Exercise requirements:
Transcribe the entries that follow, word for word.

··· Entries provided ···

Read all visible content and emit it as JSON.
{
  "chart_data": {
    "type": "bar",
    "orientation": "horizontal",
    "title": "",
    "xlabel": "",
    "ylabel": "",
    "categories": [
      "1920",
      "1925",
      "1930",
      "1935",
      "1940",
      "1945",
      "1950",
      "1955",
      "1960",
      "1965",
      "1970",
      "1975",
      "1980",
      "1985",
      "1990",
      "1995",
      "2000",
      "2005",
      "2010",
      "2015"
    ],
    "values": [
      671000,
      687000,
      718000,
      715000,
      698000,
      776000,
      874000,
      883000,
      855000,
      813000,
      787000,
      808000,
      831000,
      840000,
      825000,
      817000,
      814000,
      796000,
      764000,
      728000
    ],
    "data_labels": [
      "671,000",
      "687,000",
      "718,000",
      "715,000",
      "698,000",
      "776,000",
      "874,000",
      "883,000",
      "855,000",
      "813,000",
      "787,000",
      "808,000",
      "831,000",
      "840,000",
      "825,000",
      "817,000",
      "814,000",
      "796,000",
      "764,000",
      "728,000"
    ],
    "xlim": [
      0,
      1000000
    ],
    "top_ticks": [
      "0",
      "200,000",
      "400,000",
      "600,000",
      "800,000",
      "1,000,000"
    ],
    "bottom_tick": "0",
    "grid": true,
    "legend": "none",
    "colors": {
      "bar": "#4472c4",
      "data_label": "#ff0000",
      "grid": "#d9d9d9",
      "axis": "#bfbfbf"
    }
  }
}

···

Completed exercise:
Read all visible content and emit it as JSON.
{
  "chart_data": {
    "type": "bar",
    "orientation": "horizontal",
    "title": "",
    "xlabel": "",
    "ylabel": "",
    "categories": [
      "1920",
      "1925",
      "1930",
      "1935",
      "1940",
      "1945",
      "1950",
      "1955",
      "1960",
      "1965",
      "1970",
      "1975",
      "1980",
      "1985",
      "1990",
      "1995",
      "2000",
      "2005",
      "2010",
      "2015"
    ],
    "values": [
      671000,
      687000,
      718000,
      715000,
      698000,
      776000,
      874000,
      883000,
      855000,
      813000,
      787000,
      808000,
      831000,
      840000,
      825000,
      817000,
      814000,
      796000,
      764000,
      728000
    ],
    "data_labels": [
      "671,000",
      "687,000",
      "718,000",
      "715,000",
      "698,000",
      "776,000",
      "874,000",
      "883,000",
      "855,000",
      "813,000",
      "787,000",
      "808,000",
      "831,000",
      "840,000",
      "825,000",
      "817,000",
      "814,000",
      "796,000",
      "764,000",
      "728,000"
    ],
    "xlim": [
      0,
      1000000
    ],
    "top_ticks": [
      "0",
      "200,000",
      "400,000",
      "600,000",
      "800,000",
      "1,000,000"
    ],
    "bottom_tick": "0",
    "grid": true,
    "legend": "none",
    "colors": {
      "bar": "#4472c4",
      "data_label": "#ff0000",
      "grid": "#d9d9d9",
      "axis": "#bfbfbf"
    }
  }
}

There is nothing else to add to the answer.